What to work on
Reproduce word for word everything in the records below, from the line containing "Point — [148, 153, 170, 168]" down to the line containing "Point — [87, 160, 110, 174]", including both of those lines.

Supplied records

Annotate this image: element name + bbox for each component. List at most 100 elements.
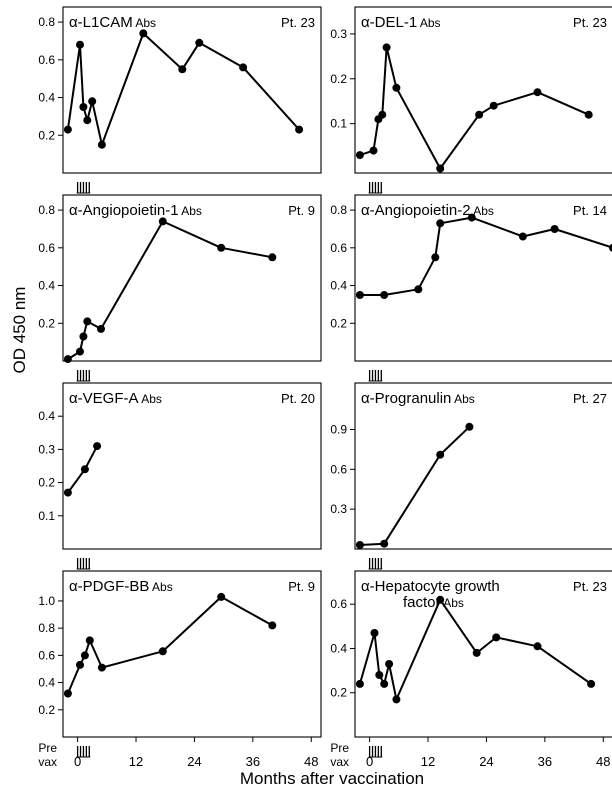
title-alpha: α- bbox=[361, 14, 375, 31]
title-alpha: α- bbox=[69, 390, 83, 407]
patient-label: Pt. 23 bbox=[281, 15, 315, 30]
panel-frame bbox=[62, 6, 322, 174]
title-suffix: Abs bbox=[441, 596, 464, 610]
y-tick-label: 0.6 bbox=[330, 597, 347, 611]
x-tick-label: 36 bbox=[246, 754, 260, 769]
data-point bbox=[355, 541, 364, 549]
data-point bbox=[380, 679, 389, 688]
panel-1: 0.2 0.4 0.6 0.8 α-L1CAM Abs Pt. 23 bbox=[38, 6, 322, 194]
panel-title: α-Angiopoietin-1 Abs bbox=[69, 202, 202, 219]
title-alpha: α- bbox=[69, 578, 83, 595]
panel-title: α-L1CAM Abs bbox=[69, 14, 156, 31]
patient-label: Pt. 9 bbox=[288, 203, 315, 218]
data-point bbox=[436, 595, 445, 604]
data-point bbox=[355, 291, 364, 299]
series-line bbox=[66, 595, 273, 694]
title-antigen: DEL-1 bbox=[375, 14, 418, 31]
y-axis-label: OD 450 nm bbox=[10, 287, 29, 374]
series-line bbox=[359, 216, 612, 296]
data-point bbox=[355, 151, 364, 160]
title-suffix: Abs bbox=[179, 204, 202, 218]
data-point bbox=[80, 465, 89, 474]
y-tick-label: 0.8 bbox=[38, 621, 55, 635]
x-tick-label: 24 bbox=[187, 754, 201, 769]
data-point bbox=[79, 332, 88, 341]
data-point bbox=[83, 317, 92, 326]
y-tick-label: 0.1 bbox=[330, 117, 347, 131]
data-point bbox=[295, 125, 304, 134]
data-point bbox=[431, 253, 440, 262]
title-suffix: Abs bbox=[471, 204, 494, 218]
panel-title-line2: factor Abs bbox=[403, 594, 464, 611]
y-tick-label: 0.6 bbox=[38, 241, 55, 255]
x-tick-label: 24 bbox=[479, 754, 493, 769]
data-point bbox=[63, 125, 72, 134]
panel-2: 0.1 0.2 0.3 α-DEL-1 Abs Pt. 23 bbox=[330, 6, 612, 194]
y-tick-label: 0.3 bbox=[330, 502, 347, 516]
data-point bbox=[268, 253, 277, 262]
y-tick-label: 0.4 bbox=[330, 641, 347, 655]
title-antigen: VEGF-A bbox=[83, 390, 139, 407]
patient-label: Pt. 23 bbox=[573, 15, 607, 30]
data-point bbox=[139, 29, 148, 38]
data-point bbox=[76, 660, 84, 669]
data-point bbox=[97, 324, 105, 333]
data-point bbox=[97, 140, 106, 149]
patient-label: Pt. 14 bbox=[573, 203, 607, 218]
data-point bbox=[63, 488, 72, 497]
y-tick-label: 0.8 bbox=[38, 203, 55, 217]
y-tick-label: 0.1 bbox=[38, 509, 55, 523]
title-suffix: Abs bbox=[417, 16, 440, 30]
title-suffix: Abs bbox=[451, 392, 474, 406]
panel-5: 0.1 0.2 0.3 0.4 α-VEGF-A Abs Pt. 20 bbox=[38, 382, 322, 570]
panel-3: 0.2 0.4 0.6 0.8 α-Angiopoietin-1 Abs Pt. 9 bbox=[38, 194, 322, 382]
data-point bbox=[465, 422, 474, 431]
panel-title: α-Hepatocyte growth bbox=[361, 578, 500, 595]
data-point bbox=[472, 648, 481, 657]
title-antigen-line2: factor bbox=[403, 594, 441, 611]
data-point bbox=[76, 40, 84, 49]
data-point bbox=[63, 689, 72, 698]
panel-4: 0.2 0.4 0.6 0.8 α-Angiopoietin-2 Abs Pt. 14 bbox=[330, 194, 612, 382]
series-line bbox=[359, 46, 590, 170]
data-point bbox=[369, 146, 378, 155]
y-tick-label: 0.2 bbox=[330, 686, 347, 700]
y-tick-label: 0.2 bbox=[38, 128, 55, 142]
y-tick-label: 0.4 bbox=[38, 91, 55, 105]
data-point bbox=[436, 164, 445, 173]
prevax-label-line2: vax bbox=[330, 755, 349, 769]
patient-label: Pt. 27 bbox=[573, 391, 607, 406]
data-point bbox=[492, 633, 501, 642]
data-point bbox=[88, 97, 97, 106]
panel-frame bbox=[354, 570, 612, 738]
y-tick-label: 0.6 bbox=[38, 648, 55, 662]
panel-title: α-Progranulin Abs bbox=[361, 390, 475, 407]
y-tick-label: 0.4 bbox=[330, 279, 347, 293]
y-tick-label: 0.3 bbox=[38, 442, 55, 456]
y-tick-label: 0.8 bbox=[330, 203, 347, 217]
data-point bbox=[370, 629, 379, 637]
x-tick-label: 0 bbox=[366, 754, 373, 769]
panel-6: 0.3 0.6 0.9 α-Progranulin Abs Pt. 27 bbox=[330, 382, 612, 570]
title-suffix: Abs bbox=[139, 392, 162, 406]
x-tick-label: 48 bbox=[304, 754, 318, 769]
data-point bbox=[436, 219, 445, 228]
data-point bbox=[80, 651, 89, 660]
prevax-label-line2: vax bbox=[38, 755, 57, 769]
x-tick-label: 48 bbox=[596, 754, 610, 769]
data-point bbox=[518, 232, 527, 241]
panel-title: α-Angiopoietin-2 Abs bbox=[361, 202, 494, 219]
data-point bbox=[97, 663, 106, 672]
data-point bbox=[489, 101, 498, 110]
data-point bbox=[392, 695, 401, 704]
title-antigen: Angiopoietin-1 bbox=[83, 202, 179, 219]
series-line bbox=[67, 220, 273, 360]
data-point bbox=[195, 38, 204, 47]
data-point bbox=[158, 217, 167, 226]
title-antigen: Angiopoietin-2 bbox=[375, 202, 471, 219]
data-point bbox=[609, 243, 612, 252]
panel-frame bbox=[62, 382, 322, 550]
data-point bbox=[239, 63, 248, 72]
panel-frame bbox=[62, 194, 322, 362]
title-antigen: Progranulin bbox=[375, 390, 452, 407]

==

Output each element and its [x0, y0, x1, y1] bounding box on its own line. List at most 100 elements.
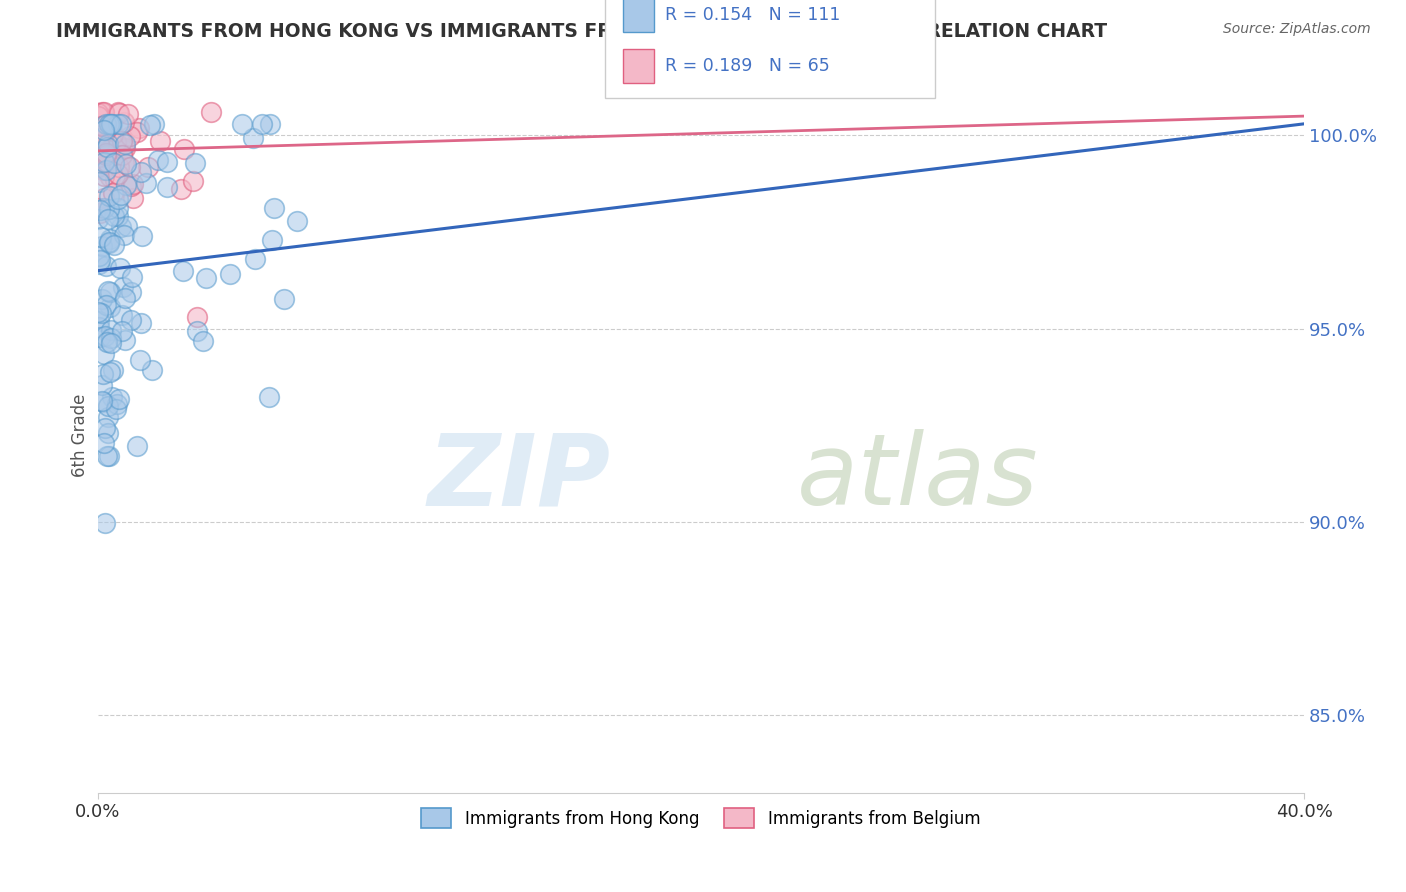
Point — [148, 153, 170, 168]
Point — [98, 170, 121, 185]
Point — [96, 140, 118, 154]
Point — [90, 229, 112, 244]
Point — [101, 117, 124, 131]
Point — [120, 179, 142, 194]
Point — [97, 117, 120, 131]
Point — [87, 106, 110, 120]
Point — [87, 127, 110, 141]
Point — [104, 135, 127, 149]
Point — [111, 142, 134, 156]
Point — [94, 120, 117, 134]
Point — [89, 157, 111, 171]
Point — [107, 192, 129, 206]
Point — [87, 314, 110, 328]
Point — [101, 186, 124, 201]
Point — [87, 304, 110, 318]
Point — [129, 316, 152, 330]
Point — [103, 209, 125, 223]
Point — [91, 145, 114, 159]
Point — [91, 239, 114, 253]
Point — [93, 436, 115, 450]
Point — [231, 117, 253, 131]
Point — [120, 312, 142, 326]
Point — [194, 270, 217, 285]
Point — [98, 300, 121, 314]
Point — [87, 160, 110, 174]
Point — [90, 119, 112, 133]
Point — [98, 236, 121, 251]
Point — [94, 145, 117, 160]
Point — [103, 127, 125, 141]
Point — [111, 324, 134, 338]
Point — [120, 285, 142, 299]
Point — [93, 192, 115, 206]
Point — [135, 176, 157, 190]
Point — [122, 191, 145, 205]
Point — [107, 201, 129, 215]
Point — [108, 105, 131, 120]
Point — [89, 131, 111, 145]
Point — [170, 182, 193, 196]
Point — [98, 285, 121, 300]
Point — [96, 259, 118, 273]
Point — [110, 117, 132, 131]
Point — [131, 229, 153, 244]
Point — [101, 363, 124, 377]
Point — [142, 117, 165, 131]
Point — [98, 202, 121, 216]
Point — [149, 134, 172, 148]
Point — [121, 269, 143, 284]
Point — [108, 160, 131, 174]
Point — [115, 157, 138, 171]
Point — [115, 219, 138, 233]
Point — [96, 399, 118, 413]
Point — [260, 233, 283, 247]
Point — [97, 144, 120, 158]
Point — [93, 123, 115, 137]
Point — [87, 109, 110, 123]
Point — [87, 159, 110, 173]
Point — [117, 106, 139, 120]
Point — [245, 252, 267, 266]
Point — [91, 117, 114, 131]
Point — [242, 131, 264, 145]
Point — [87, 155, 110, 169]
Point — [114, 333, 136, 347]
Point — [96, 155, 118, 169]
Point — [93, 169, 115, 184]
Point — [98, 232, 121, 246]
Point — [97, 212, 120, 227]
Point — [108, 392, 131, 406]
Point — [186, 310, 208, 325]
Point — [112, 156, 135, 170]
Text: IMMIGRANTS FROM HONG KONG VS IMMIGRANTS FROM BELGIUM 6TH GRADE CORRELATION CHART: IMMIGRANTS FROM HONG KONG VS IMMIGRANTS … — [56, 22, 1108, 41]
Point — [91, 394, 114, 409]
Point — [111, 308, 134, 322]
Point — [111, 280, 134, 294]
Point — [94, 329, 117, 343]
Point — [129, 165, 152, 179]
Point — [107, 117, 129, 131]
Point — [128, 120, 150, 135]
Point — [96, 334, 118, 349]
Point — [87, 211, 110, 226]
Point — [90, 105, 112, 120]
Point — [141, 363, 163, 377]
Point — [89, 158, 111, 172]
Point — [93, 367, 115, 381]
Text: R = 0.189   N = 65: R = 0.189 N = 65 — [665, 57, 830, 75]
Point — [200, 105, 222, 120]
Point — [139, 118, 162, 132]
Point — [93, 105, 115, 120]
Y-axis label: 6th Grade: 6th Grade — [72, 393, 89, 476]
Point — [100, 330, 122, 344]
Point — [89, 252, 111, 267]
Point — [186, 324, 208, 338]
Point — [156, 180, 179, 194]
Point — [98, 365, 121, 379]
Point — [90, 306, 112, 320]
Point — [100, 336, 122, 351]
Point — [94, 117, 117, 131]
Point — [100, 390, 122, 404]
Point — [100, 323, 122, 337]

Solved problem
Point — [148, 153, 170, 168]
Point — [98, 170, 121, 185]
Point — [96, 140, 118, 154]
Point — [90, 229, 112, 244]
Point — [101, 117, 124, 131]
Point — [120, 179, 142, 194]
Point — [97, 117, 120, 131]
Point — [87, 106, 110, 120]
Point — [87, 127, 110, 141]
Point — [104, 135, 127, 149]
Point — [111, 142, 134, 156]
Point — [94, 120, 117, 134]
Point — [89, 157, 111, 171]
Point — [107, 192, 129, 206]
Point — [87, 314, 110, 328]
Point — [101, 186, 124, 201]
Point — [87, 304, 110, 318]
Point — [129, 316, 152, 330]
Point — [103, 209, 125, 223]
Point — [91, 145, 114, 159]
Point — [91, 239, 114, 253]
Point — [93, 436, 115, 450]
Point — [231, 117, 253, 131]
Point — [120, 312, 142, 326]
Point — [194, 270, 217, 285]
Point — [98, 300, 121, 314]
Point — [87, 160, 110, 174]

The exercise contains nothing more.